* [What is being asked]:
Report all lines holding "expected".

* [Extracted records]:
========================================================================

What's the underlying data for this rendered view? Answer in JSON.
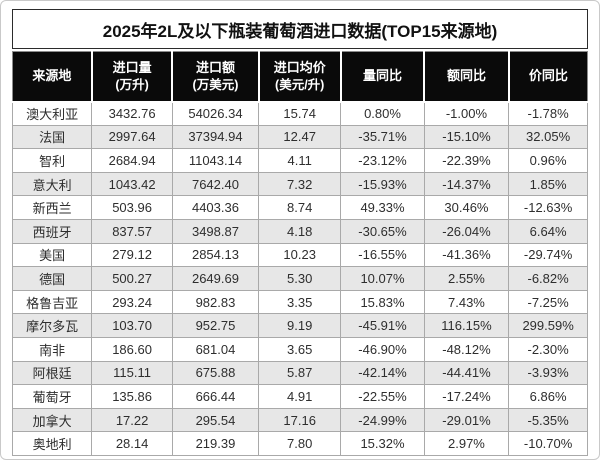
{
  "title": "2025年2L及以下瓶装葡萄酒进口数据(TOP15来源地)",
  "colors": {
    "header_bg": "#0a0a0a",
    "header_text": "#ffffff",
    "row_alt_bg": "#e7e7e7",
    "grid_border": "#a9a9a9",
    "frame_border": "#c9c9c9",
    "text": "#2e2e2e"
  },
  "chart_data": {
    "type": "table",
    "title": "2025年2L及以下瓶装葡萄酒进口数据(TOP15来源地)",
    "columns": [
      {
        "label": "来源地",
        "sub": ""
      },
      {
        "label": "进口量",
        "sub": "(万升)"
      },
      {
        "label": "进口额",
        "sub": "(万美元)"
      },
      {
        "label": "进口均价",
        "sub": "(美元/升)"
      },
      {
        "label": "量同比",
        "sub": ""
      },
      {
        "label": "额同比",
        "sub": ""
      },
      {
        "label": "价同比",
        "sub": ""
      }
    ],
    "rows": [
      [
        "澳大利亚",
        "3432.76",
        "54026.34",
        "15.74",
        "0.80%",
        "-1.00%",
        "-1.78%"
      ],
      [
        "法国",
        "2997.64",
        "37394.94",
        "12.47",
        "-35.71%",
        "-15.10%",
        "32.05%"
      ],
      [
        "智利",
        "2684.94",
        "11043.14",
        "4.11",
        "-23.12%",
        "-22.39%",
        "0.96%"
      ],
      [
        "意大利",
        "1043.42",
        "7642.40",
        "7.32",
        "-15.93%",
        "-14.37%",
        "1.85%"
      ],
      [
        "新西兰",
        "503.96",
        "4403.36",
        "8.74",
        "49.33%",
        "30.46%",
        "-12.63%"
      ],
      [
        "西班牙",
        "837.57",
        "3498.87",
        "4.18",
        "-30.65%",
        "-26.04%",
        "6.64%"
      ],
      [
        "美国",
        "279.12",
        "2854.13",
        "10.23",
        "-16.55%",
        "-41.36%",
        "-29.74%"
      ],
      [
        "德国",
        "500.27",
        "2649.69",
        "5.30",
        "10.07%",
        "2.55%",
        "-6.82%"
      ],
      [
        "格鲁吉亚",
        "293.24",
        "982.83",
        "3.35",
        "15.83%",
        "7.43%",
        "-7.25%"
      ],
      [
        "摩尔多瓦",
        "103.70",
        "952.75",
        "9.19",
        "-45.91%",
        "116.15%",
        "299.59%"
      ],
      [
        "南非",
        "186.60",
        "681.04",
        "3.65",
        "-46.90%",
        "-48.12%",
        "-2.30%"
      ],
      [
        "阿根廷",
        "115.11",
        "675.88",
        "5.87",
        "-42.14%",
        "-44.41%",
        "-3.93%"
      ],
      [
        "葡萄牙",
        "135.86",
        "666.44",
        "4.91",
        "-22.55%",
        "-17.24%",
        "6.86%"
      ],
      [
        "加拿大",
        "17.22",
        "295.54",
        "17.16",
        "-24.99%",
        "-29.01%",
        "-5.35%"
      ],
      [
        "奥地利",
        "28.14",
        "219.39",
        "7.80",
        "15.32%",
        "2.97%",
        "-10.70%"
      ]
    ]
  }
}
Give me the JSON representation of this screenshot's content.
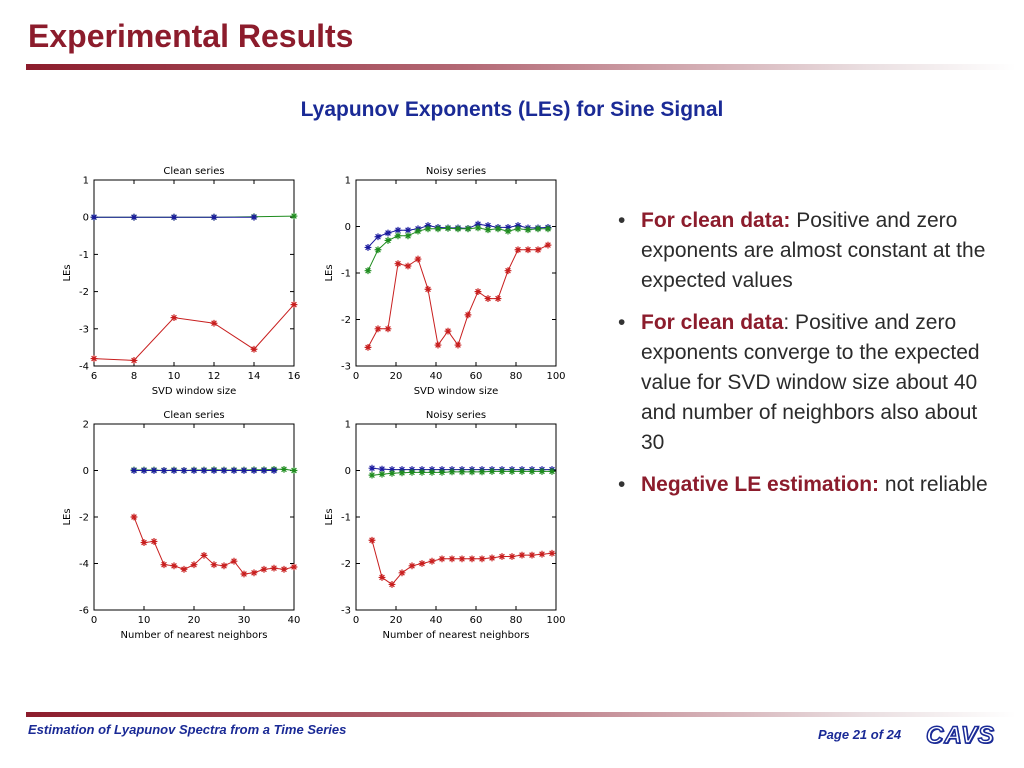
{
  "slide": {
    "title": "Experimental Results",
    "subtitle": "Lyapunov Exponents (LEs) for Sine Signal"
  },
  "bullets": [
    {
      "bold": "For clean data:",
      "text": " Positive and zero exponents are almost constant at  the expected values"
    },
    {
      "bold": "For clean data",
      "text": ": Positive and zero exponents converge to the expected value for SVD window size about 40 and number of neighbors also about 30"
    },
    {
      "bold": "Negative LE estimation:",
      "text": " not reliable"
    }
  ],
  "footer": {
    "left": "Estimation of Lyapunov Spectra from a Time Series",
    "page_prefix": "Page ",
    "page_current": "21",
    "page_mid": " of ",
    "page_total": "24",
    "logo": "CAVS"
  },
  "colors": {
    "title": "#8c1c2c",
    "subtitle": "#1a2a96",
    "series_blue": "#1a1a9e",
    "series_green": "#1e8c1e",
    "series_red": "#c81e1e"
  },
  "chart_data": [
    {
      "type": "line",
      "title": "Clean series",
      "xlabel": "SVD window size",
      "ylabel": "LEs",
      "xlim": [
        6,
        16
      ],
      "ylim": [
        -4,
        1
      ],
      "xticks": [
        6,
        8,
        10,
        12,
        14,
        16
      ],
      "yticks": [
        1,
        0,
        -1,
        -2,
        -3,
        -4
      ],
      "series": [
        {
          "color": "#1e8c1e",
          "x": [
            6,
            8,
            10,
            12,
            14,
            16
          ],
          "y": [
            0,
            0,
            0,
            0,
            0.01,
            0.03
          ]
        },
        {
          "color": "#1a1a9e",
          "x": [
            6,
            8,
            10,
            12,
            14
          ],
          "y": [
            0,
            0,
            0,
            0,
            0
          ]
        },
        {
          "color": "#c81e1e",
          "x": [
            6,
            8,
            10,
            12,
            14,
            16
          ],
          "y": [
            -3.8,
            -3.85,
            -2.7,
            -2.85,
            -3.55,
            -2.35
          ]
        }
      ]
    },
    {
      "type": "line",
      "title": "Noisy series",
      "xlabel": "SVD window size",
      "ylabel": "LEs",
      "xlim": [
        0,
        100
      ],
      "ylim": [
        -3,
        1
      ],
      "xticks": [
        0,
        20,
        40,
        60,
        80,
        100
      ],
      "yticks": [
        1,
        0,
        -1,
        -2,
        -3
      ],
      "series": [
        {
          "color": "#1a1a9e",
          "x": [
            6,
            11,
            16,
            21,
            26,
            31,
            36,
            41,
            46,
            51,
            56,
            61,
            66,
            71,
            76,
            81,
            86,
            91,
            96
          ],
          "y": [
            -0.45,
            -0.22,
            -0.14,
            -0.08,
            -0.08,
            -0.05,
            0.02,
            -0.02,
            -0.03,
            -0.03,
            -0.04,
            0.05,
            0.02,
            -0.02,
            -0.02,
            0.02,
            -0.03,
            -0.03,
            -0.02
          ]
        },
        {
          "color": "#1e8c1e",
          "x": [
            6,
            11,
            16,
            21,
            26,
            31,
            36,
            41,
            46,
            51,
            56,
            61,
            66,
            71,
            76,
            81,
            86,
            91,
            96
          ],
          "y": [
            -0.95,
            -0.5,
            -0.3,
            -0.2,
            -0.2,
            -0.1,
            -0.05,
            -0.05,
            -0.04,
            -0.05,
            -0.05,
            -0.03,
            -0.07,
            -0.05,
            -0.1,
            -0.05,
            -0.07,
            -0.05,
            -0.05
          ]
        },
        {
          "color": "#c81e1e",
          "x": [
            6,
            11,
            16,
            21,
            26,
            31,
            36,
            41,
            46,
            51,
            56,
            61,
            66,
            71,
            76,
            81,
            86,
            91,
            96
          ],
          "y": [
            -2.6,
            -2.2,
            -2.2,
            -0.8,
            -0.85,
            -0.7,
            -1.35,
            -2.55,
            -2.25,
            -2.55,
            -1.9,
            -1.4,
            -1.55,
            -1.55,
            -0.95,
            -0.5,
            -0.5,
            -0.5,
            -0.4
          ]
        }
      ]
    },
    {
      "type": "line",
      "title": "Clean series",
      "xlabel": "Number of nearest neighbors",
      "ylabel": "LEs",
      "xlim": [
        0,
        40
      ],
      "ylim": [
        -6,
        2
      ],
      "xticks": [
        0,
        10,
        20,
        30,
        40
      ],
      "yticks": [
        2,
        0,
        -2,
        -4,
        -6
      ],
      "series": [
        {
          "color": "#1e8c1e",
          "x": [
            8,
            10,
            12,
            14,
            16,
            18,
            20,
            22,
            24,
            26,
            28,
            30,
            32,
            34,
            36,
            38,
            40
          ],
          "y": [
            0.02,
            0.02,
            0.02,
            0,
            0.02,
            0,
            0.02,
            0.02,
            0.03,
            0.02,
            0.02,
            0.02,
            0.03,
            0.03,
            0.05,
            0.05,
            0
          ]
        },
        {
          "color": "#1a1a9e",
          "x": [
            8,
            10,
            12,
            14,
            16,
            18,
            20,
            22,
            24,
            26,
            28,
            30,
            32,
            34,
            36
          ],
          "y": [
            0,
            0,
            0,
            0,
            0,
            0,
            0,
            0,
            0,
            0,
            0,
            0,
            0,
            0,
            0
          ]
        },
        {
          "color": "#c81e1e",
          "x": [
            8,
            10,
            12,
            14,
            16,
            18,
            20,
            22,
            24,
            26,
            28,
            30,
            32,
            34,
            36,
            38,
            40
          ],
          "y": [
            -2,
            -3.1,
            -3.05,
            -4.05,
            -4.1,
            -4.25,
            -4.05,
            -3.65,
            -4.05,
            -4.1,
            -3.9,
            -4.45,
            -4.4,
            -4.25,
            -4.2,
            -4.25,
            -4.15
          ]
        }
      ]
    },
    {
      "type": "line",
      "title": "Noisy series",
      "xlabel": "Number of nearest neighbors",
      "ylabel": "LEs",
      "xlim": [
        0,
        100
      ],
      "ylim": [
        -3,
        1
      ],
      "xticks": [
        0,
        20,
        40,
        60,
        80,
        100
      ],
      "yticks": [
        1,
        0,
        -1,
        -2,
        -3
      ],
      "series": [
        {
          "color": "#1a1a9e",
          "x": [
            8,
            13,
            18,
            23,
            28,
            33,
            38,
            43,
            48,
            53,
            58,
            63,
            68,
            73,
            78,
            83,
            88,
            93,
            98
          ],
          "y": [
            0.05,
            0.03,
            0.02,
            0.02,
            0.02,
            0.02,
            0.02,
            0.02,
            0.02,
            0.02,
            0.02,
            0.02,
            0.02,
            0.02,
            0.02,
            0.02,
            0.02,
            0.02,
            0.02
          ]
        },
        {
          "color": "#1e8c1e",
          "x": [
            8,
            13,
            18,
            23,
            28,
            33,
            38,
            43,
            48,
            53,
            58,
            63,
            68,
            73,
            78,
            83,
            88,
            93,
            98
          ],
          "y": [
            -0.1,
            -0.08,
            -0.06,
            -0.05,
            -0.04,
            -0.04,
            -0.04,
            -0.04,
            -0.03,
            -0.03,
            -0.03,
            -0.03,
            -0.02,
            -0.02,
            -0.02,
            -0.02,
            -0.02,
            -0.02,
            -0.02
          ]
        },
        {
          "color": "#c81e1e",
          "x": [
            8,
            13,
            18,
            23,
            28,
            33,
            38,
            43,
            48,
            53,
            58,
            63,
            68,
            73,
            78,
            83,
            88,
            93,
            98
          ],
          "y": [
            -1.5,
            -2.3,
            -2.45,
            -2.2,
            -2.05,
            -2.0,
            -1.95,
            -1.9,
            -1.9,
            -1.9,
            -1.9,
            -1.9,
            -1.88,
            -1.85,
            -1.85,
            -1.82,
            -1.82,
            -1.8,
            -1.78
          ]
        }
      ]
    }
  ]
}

========================================================================

* [Exercise output]:
      "text": " Positive and zero exponents are almost constant at  the expected values"
      "text": ": Positive and zero exponents converge to the expected value for SVD window size about 40 and number of neighbors also about 30"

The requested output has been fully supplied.